## What the task asks
Give every entry again, word for word and in full.

## Supplied data
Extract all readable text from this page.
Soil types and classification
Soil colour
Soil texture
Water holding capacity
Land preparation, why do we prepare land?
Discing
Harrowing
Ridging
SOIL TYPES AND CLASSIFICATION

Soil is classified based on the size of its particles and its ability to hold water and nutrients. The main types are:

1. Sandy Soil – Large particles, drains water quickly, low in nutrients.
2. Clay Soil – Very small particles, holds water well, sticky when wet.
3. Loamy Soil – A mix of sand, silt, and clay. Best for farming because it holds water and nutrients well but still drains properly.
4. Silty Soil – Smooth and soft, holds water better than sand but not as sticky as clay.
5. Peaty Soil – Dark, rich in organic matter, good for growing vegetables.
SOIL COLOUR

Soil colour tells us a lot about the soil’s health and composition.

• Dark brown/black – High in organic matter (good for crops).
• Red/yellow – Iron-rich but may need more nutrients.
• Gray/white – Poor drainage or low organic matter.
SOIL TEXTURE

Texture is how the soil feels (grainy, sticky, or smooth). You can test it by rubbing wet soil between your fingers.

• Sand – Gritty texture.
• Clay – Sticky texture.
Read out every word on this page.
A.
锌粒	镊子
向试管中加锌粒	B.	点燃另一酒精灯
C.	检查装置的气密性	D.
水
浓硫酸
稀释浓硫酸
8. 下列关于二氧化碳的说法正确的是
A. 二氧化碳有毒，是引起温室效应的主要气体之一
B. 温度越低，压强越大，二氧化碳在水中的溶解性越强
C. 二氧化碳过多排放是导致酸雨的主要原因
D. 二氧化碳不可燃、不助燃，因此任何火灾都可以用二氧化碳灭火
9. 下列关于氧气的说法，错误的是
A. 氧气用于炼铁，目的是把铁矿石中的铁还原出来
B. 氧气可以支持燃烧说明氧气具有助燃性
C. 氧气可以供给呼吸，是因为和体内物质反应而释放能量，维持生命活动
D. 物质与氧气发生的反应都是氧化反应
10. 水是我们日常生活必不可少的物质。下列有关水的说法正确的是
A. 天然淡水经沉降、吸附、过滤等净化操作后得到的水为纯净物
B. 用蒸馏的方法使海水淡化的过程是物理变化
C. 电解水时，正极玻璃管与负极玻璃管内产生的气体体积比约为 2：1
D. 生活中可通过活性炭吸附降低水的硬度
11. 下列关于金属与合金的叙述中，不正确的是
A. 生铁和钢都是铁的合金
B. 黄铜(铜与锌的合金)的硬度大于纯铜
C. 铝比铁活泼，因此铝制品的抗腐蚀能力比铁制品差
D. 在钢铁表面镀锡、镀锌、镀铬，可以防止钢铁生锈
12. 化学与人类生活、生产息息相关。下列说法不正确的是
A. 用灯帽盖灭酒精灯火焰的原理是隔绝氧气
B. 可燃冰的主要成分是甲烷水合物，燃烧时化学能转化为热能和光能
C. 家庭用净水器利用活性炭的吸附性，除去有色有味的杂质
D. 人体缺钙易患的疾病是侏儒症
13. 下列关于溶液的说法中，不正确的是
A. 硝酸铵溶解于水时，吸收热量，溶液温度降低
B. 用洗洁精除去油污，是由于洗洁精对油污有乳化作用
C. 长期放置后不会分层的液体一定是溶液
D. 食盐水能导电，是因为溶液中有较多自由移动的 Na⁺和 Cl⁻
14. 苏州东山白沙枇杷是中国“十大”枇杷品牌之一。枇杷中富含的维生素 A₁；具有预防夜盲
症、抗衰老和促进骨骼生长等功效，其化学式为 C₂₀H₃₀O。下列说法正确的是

## Task result
Extract all readable text from this page.
Soil types and classification
Soil colour
Soil texture
Water holding capacity
Land preparation, why do we prepare land?
Discing
Harrowing
Ridging
SOIL TYPES AND CLASSIFICATION

Soil is classified based on the size of its particles and its ability to hold water and nutrients. The main types are:

1. Sandy Soil – Large particles, drains water quickly, low in nutrients.
2. Clay Soil – Very small particles, holds water well, sticky when wet.
3. Loamy Soil – A mix of sand, silt, and clay. Best for farming because it holds water and nutrients well but still drains properly.
4. Silty Soil – Smooth and soft, holds water better than sand but not as sticky as clay.
5. Peaty Soil – Dark, rich in organic matter, good for growing vegetables.
SOIL COLOUR

Soil colour tells us a lot about the soil’s health and composition.

• Dark brown/black – High in organic matter (good for crops).
• Red/yellow – Iron-rich but may need more nutrients.
• Gray/white – Poor drainage or low organic matter.
SOIL TEXTURE

Texture is how the soil feels (grainy, sticky, or smooth). You can test it by rubbing wet soil between your fingers.

• Sand – Gritty texture.
• Clay – Sticky texture.
Read out every word on this page.
A.
锌粒	镊子
向试管中加锌粒	B.	点燃另一酒精灯
C.	检查装置的气密性	D.
水
浓硫酸
稀释浓硫酸
8. 下列关于二氧化碳的说法正确的是
A. 二氧化碳有毒，是引起温室效应的主要气体之一
B. 温度越低，压强越大，二氧化碳在水中的溶解性越强
C. 二氧化碳过多排放是导致酸雨的主要原因
D. 二氧化碳不可燃、不助燃，因此任何火灾都可以用二氧化碳灭火
9. 下列关于氧气的说法，错误的是
A. 氧气用于炼铁，目的是把铁矿石中的铁还原出来
B. 氧气可以支持燃烧说明氧气具有助燃性
C. 氧气可以供给呼吸，是因为和体内物质反应而释放能量，维持生命活动
D. 物质与氧气发生的反应都是氧化反应
10. 水是我们日常生活必不可少的物质。下列有关水的说法正确的是
A. 天然淡水经沉降、吸附、过滤等净化操作后得到的水为纯净物
B. 用蒸馏的方法使海水淡化的过程是物理变化
C. 电解水时，正极玻璃管与负极玻璃管内产生的气体体积比约为 2：1
D. 生活中可通过活性炭吸附降低水的硬度
11. 下列关于金属与合金的叙述中，不正确的是
A. 生铁和钢都是铁的合金
B. 黄铜(铜与锌的合金)的硬度大于纯铜
C. 铝比铁活泼，因此铝制品的抗腐蚀能力比铁制品差
D. 在钢铁表面镀锡、镀锌、镀铬，可以防止钢铁生锈
12. 化学与人类生活、生产息息相关。下列说法不正确的是
A. 用灯帽盖灭酒精灯火焰的原理是隔绝氧气
B. 可燃冰的主要成分是甲烷水合物，燃烧时化学能转化为热能和光能
C. 家庭用净水器利用活性炭的吸附性，除去有色有味的杂质
D. 人体缺钙易患的疾病是侏儒症
13. 下列关于溶液的说法中，不正确的是
A. 硝酸铵溶解于水时，吸收热量，溶液温度降低
B. 用洗洁精除去油污，是由于洗洁精对油污有乳化作用
C. 长期放置后不会分层的液体一定是溶液
D. 食盐水能导电，是因为溶液中有较多自由移动的 Na⁺和 Cl⁻
14. 苏州东山白沙枇杷是中国“十大”枇杷品牌之一。枇杷中富含的维生素 A₁；具有预防夜盲
症、抗衰老和促进骨骼生长等功效，其化学式为 C₂₀H₃₀O。下列说法正确的是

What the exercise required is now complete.